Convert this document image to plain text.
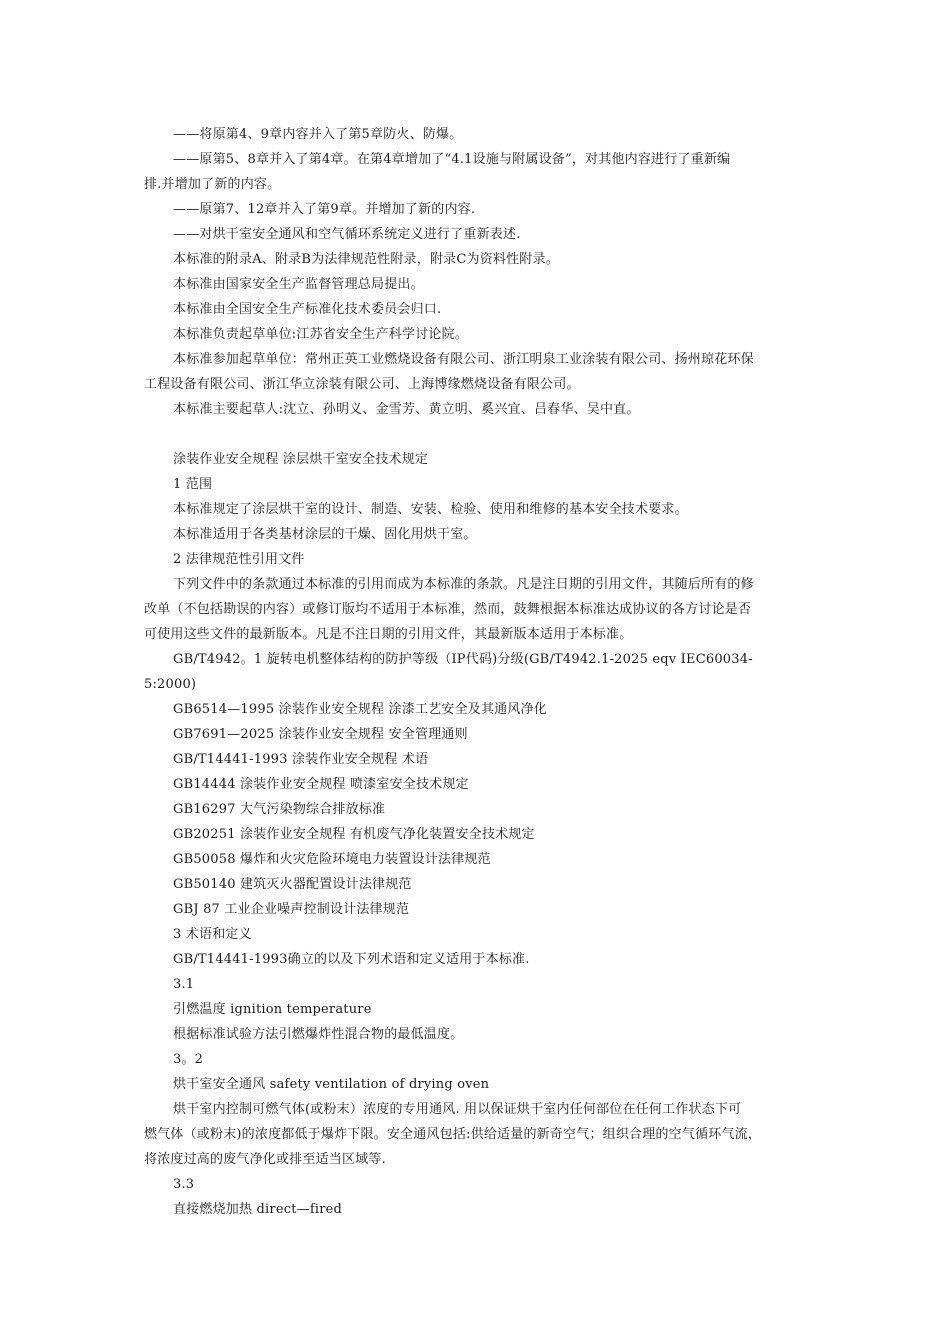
——将原第4、9章内容并入了第5章防火、防爆。
——原第5、8章并入了第4章。在第4章增加了“4.1设施与附属设备”，对其他内容进行了重新编
排.并增加了新的内容。
——原第7、12章并入了第9章。并增加了新的内容.
——对烘干室安全通风和空气循环系统定义进行了重新表述.
本标准的附录A、附录B为法律规范性附录，附录C为资料性附录。
本标准由国家安全生产监督管理总局提出。
本标准由全国安全生产标准化技术委员会归口.
本标准负责起草单位:江苏省安全生产科学讨论院。
本标准参加起草单位：常州正英工业燃烧设备有限公司、浙江明泉工业涂装有限公司、扬州琼花环保
工程设备有限公司、浙江华立涂装有限公司、上海博缘燃烧设备有限公司。
本标准主要起草人:沈立、孙明义、金雪芳、黄立明、奚兴宜、吕春华、吴中直。
涂装作业安全规程 涂层烘干室安全技术规定
1 范围
本标准规定了涂层烘干室的设计、制造、安装、检验、使用和维修的基本安全技术要求。
本标准适用于各类基材涂层的干燥、固化用烘干室。
2 法律规范性引用文件
下列文件中的条款通过本标准的引用而成为本标准的条款。凡是注日期的引用文件，其随后所有的修
改单（不包括勘误的内容）或修订版均不适用于本标准，然而，鼓舞根据本标准达成协议的各方讨论是否
可使用这些文件的最新版本。凡是不注日期的引用文件，其最新版本适用于本标准。
GB/T4942。1 旋转电机整体结构的防护等级（IP代码)分级(GB/T4942.1-2025 eqv IEC60034-
5:2000)
GB6514—1995 涂装作业安全规程 涂漆工艺安全及其通风净化
GB7691—2025 涂装作业安全规程 安全管理通则
GB/T14441-1993 涂装作业安全规程 术语
GB14444 涂装作业安全规程 喷漆室安全技术规定
GB16297 大气污染物综合排放标准
GB20251 涂装作业安全规程 有机废气净化装置安全技术规定
GB50058 爆炸和火灾危险环境电力装置设计法律规范
GB50140 建筑灭火器配置设计法律规范
GBJ 87 工业企业噪声控制设计法律规范
3 术语和定义
GB/T14441-1993确立的以及下列术语和定义适用于本标准.
3.1
引燃温度 ignition temperature
根据标准试验方法引燃爆炸性混合物的最低温度。
3。2
烘干室安全通风 safety ventilation of drying oven
烘干室内控制可燃气体(或粉末）浓度的专用通风. 用以保证烘干室内任何部位在任何工作状态下可
燃气体（或粉末)的浓度都低于爆炸下限。安全通风包括:供给适量的新奇空气；组织合理的空气循环气流，
将浓度过高的废气净化或排至适当区域等.
3.3
直接燃烧加热 direct—fired
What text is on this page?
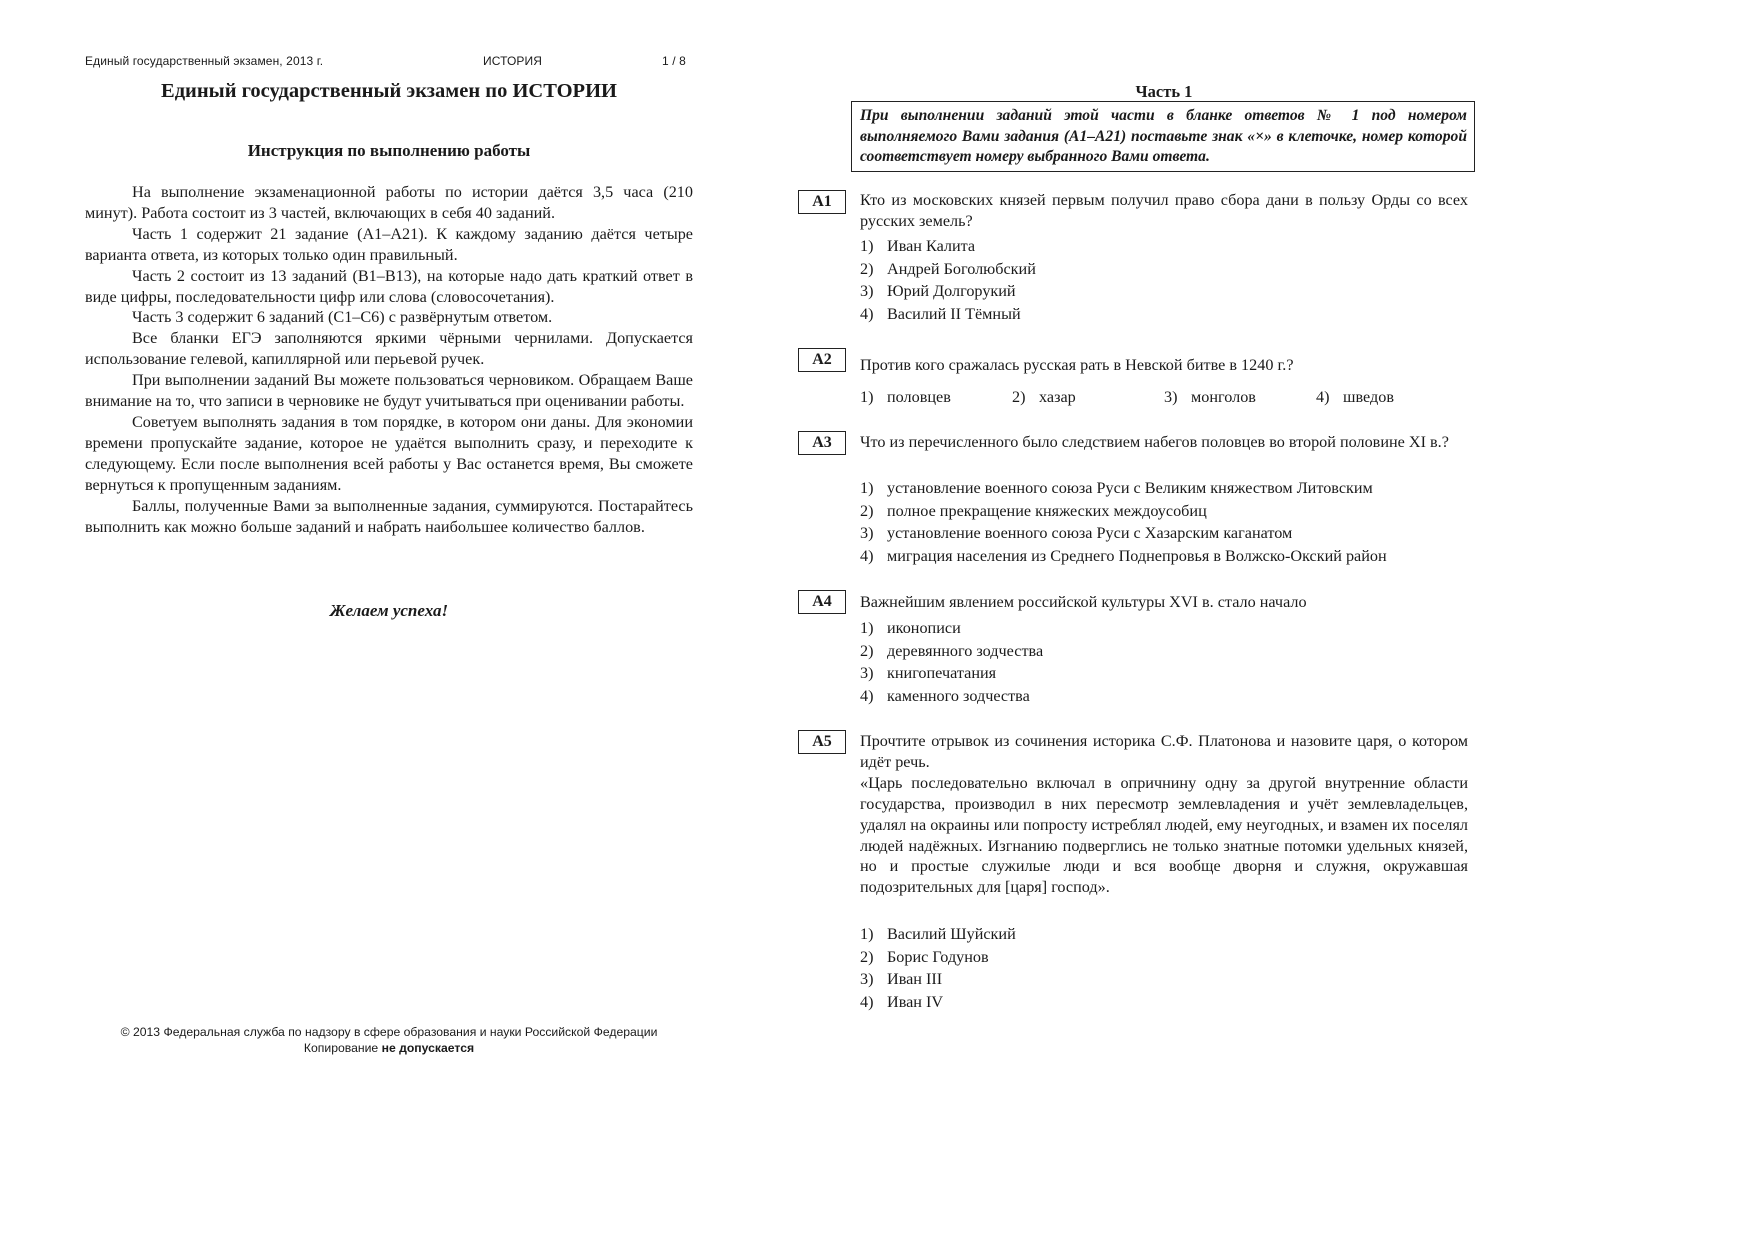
Единый государственный экзамен, 2013 г.	ИСТОРИЯ	1 / 8
Единый государственный экзамен по ИСТОРИИ
Инструкция по выполнению работы

На выполнение экзаменационной работы по истории даётся 3,5 часа (210 минут). Работа состоит из 3 частей, включающих в себя 40 заданий.

Часть 1 содержит 21 задание (А1–А21). К каждому заданию даётся четыре варианта ответа, из которых только один правильный.

Часть 2 состоит из 13 заданий (В1–В13), на которые надо дать краткий ответ в виде цифры, последовательности цифр или слова (словосочетания).

Часть 3 содержит 6 заданий (С1–С6) с развёрнутым ответом.

Все бланки ЕГЭ заполняются яркими чёрными чернилами. Допускается использование гелевой, капиллярной или перьевой ручек.

При выполнении заданий Вы можете пользоваться черновиком. Обращаем Ваше внимание на то, что записи в черновике не будут учитываться при оценивании работы.

Советуем выполнять задания в том порядке, в котором они даны. Для экономии времени пропускайте задание, которое не удаётся выполнить сразу, и переходите к следующему. Если после выполнения всей работы у Вас останется время, Вы сможете вернуться к пропущенным заданиям.

Баллы, полученные Вами за выполненные задания, суммируются. Постарайтесь выполнить как можно больше заданий и набрать наибольшее количество баллов.

Желаем успеха!
© 2013 Федеральная служба по надзору в сфере образования и науки Российской Федерации
Копирование не допускается
Часть 1
При выполнении заданий этой части в бланке ответов № 1 под номером выполняемого Вами задания (А1–А21) поставьте знак «×» в клеточке, номер которой соответствует номеру выбранного Вами ответа.
А1	Кто из московских князей первым получил право сбора дани в пользу Орды со всех русских земель?

1) Иван Калита
2) Андрей Боголюбский
3) Юрий Долгорукий
4) Василий II Тёмный
А2	Против кого сражалась русская рать в Невской битве в 1240 г.?

1) половцев	2) хазар	3) монголов	4) шведов
А3	Что из перечисленного было следствием набегов половцев во второй половине XI в.?

1) установление военного союза Руси с Великим княжеством Литовским
2) полное прекращение княжеских междоусобиц
3) установление военного союза Руси с Хазарским каганатом
4) миграция населения из Среднего Поднепровья в Волжско-Окский район
А4	Важнейшим явлением российской культуры XVI в. стало начало

1) иконописи
2) деревянного зодчества
3) книгопечатания
4) каменного зодчества
А5	Прочтите отрывок из сочинения историка С.Ф. Платонова и назовите царя, о котором идёт речь.

«Царь последовательно включал в опричнину одну за другой внутренние области государства, производил в них пересмотр землевладения и учёт землевладельцев, удалял на окраины или попросту истреблял людей, ему неугодных, и взамен их поселял людей надёжных. Изгнанию подверглись не только знатные потомки удельных князей, но и простые служилые люди и вся вообще дворня и служня, окружавшая подозрительных для [царя] господ».

1) Василий Шуйский
2) Борис Годунов
3) Иван III
4) Иван IV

WHAT YOU WILL DO: Report how many lines of the records above contain the word "военного", giving only the number.

REPLY: 2